Copy out each line that includes the word "Research".

MATERIAL TO PROCESS:
....................
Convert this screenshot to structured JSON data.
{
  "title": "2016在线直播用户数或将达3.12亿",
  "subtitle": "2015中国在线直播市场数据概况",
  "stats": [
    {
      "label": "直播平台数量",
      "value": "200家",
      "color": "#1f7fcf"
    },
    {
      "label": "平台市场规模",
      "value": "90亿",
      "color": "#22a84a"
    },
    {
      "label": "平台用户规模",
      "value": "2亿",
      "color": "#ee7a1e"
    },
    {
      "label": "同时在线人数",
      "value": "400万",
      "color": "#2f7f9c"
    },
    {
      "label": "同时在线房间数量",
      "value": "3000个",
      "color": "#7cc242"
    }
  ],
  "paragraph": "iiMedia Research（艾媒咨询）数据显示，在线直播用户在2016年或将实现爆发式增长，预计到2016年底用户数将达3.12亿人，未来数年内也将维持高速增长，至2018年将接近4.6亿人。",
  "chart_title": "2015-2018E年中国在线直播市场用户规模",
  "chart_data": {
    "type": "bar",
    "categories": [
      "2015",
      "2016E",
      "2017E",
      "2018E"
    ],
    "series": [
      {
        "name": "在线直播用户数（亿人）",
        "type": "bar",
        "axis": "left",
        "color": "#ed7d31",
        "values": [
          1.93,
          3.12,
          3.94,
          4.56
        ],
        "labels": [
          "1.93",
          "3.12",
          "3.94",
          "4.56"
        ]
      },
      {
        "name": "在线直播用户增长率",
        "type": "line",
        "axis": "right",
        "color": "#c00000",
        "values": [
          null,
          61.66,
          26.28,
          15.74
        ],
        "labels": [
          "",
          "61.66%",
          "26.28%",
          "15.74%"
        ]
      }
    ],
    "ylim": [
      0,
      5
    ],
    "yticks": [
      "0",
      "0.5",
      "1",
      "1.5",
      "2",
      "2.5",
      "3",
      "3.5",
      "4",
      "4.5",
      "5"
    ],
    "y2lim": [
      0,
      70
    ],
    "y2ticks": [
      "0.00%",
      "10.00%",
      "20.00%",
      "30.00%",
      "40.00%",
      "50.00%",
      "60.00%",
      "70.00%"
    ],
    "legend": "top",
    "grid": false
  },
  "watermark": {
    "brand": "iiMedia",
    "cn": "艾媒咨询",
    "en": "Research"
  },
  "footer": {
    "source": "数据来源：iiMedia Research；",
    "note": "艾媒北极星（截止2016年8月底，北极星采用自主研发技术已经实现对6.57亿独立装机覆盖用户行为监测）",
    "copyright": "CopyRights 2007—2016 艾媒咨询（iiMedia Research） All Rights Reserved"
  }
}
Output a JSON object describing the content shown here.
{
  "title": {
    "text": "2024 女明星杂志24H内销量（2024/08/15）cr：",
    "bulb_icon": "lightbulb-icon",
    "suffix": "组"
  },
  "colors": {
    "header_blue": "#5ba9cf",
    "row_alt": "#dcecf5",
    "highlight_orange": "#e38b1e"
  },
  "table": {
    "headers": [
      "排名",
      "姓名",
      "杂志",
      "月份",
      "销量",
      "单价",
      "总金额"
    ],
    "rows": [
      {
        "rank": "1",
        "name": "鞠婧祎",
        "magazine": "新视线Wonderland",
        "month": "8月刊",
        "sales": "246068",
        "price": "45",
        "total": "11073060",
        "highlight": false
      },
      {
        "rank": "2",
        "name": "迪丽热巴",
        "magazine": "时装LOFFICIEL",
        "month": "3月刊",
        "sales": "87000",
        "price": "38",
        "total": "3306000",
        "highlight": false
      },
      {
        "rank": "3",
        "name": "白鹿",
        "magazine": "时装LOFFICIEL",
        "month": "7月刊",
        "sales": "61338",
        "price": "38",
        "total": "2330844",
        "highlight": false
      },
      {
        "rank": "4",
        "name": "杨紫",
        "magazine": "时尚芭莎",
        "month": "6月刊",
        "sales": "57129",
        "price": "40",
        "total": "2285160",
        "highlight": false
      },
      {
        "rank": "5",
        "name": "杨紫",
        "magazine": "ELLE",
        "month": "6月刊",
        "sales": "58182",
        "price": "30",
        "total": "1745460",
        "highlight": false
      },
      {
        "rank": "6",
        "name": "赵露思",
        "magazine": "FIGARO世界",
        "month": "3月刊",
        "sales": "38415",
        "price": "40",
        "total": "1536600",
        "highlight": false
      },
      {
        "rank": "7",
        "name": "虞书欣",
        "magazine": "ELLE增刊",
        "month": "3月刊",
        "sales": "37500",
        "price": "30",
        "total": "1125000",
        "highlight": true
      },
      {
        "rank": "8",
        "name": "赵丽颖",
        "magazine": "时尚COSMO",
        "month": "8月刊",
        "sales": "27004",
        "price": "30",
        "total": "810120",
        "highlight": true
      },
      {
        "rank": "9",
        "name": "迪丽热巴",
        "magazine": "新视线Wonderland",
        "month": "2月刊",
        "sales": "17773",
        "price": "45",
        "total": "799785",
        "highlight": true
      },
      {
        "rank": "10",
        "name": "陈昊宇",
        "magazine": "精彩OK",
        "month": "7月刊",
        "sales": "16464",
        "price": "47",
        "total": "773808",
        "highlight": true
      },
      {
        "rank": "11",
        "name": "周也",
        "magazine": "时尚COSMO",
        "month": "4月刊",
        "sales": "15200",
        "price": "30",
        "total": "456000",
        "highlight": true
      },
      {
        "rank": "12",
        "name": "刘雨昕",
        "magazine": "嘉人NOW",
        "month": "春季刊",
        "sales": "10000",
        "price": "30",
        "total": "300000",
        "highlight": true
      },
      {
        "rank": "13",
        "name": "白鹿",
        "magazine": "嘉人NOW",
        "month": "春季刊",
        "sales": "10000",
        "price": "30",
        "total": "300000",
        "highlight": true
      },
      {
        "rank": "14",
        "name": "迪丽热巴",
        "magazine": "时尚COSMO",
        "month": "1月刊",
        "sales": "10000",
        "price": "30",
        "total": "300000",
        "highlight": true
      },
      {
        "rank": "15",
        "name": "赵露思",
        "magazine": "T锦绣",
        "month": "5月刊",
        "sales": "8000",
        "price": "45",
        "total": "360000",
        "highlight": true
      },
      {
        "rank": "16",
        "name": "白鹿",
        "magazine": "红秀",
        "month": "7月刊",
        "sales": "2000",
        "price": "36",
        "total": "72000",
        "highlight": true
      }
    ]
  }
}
....................
FINISHED ANSWER:
  "paragraph": "iiMedia Research（艾媒咨询）数据显示，在线直播用户在2016年或将实现爆发式增长，预计到2016年底用户数将达3.12亿人，未来数年内也将维持高速增长，至2018年将接近4.6亿人。",
    "en": "Research"
    "source": "数据来源：iiMedia Research；",
    "copyright": "CopyRights 2007—2016 艾媒咨询（iiMedia Research） All Rights Reserved"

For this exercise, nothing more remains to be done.